Extract every line that contains the string "this".
---*---
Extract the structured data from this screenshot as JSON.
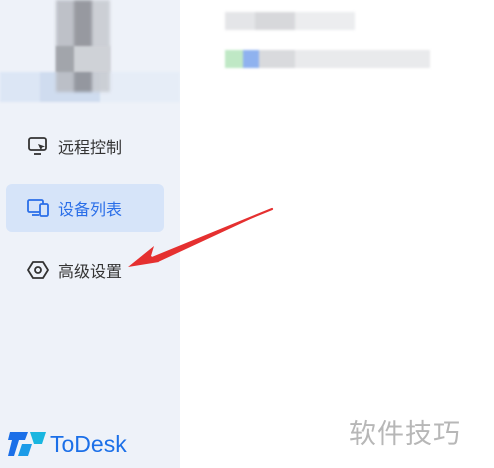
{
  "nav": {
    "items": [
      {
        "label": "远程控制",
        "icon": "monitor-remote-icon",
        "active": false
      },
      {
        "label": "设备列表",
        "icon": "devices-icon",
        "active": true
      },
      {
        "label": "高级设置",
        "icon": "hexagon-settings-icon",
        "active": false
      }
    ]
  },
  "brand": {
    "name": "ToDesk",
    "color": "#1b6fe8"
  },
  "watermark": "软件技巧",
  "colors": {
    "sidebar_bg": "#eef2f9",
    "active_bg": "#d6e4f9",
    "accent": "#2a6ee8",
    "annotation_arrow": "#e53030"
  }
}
---*---
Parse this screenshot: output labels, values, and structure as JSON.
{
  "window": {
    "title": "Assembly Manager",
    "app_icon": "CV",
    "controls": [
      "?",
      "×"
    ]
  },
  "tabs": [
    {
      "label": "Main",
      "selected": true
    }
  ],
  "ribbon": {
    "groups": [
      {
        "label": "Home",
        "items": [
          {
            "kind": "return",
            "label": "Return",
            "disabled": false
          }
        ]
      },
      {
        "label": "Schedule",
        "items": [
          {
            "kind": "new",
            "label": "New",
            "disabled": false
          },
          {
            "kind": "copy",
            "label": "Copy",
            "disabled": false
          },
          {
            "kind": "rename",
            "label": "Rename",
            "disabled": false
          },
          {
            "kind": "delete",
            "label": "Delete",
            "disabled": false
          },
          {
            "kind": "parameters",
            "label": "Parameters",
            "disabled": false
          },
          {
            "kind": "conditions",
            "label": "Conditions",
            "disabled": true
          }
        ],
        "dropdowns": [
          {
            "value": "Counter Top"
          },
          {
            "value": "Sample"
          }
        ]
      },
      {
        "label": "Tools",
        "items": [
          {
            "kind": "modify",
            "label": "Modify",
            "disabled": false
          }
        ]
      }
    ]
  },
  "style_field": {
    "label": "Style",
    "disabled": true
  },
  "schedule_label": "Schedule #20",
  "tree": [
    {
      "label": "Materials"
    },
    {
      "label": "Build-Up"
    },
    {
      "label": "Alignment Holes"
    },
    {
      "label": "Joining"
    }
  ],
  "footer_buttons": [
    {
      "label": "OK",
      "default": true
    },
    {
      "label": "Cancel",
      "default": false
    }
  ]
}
---*---
## Final result
Extract the structured data from this screenshot as JSON.
Parse this screenshot: output labels, values, and structure as JSON.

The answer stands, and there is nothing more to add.